**DATASET RECORDS**.
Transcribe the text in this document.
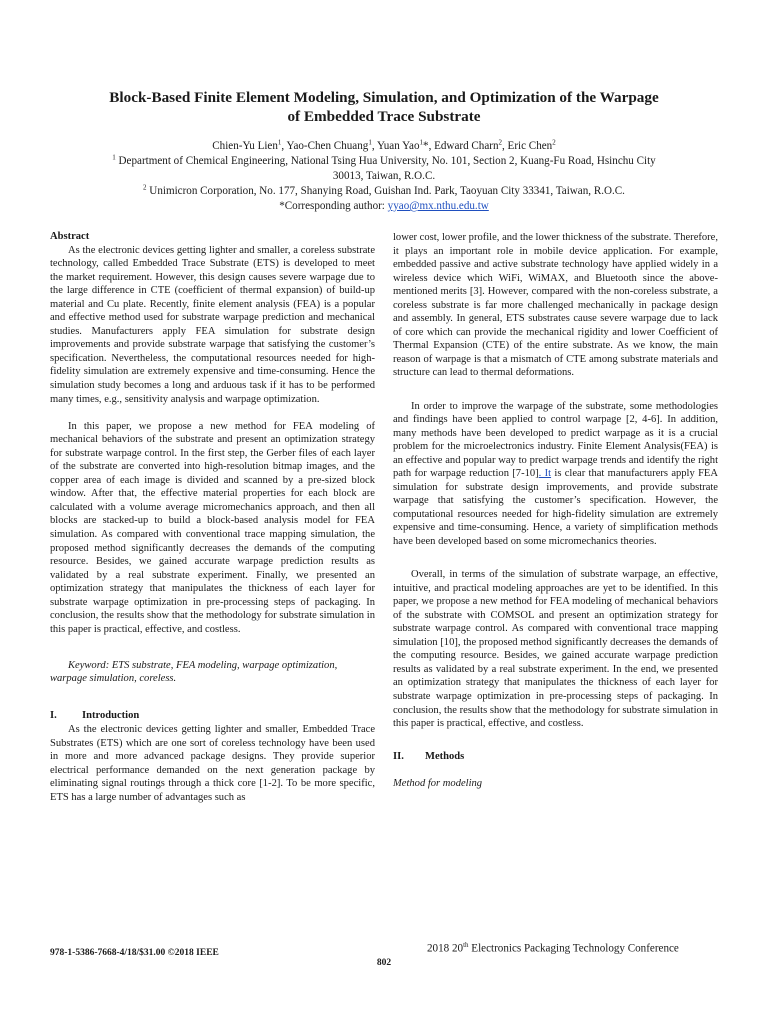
Block-Based Finite Element Modeling, Simulation, and Optimization of the Warpage
of Embedded Trace Substrate
Chien-Yu Lien$^1$, Yao-Chen Chuang$^1$, Yuan Yao$^1$*, Edward Charn$^2$, Eric Chen$^2$
$^1$ Department of Chemical Engineering, National Tsing Hua University, No. 101, Section 2, Kuang-Fu Road, Hsinchu City
30013, Taiwan, R.O.C.
$^2$ Unimicron Corporation, No. 177, Shanying Road, Guishan Ind. Park, Taoyuan City 33341, Taiwan, R.O.C.
*Corresponding author: yyao@mx.nthu.edu.tw
Abstract

As the electronic devices getting lighter and smaller, a coreless substrate technology, called Embedded Trace Substrate (ETS) is developed to meet the market requirement. However, this design causes severe warpage due to the large difference in CTE (coefficient of thermal expansion) of build-up material and Cu plate. Recently, finite element analysis (FEA) is a popular and effective method used for substrate warpage prediction and mechanical studies. Manufacturers apply FEA simulation for substrate design improvements and provide substrate warpage that satisfying the customer’s specification. Nevertheless, the computational resources needed for high-fidelity simulation are extremely expensive and time-consuming. Hence the simulation study becomes a long and arduous task if it has to be performed many times, e.g., sensitivity analysis and warpage optimization.

In this paper, we propose a new method for FEA modeling of mechanical behaviors of the substrate and present an optimization strategy for substrate warpage control. In the first step, the Gerber files of each layer of the substrate are converted into high-resolution bitmap images, and the copper area of each image is divided and scanned by a pre-sized block window. After that, the effective material properties for each block are calculated with a volume average micromechanics approach, and then all blocks are stacked-up to build a block-based analysis model for FEA simulation. As compared with conventional trace mapping simulation, the proposed method significantly decreases the demands of the computing resource. Besides, we gained accurate warpage prediction results as validated by a real substrate experiment. Finally, we presented an optimization strategy that manipulates the thickness of each layer for substrate warpage optimization in pre-processing steps of packaging. In conclusion, the results show that the methodology for substrate simulation in this paper is practical, effective, and costless.

Keyword: ETS substrate, FEA modeling, warpage optimization, warpage simulation, coreless.

I. Introduction

As the electronic devices getting lighter and smaller, Embedded Trace Substrates (ETS) which are one sort of coreless technology have been used in more and more advanced package designs. They provide superior electrical performance demanded on the next generation package by eliminating signal routings through a thick core [1-2]. To be more specific, ETS has a large number of advantages such as

lower cost, lower profile, and the lower thickness of the substrate. Therefore, it plays an important role in mobile device application. For example, embedded passive and active substrate technology have applied widely in a wireless device which WiFi, WiMAX, and Bluetooth since the above-mentioned merits [3]. However, compared with the non-coreless substrate, a coreless substrate is far more challenged mechanically in package design and assembly. In general, ETS substrates cause severe warpage due to lack of core which can provide the mechanical rigidity and lower Coefficient of Thermal Expansion (CTE) of the entire substrate. As we know, the main reason of warpage is that a mismatch of CTE among substrate materials and structure can lead to thermal deformations.

In order to improve the warpage of the substrate, some methodologies and findings have been applied to control warpage [2, 4-6]. In addition, many methods have been developed to predict warpage as it is a crucial problem for the microelectronics industry. Finite Element Analysis(FEA) is an effective and popular way to predict warpage trends and identify the right path for warpage reduction [7-10]. It is clear that manufacturers apply FEA simulation for substrate design improvements, and provide substrate warpage that satisfying the customer’s specification. However, the computational resources needed for high-fidelity simulation are extremely expensive and time-consuming. Hence, a variety of simplification methods have been developed based on some micromechanics theories.

Overall, in terms of the simulation of substrate warpage, an effective, intuitive, and practical modeling approaches are yet to be identified. In this paper, we propose a new method for FEA modeling of mechanical behaviors of the substrate with COMSOL and present an optimization strategy for substrate warpage control. As compared with conventional trace mapping simulation [10], the proposed method significantly decreases the demands of the computing resource. Besides, we gained accurate warpage prediction results as validated by a real substrate experiment. In the end, we presented an optimization strategy that manipulates the thickness of each layer for substrate warpage optimization in pre-processing steps of packaging. In conclusion, the results show that the methodology for substrate simulation in this paper is practical, effective, and costless.

II. Methods
Method for modeling
2018 20th Electronics Packaging Technology Conference
978-1-5386-7668-4/18/$31.00 ©2018 IEEE
802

**WHAT YOU HAVE TO DO**. From the entries above, copy each line holding "Taiwan".

**ANSWER TO THIS EXERCISE**.
30013, Taiwan, R.O.C.
$^2$ Unimicron Corporation, No. 177, Shanying Road, Guishan Ind. Park, Taoyuan City 33341, Taiwan, R.O.C.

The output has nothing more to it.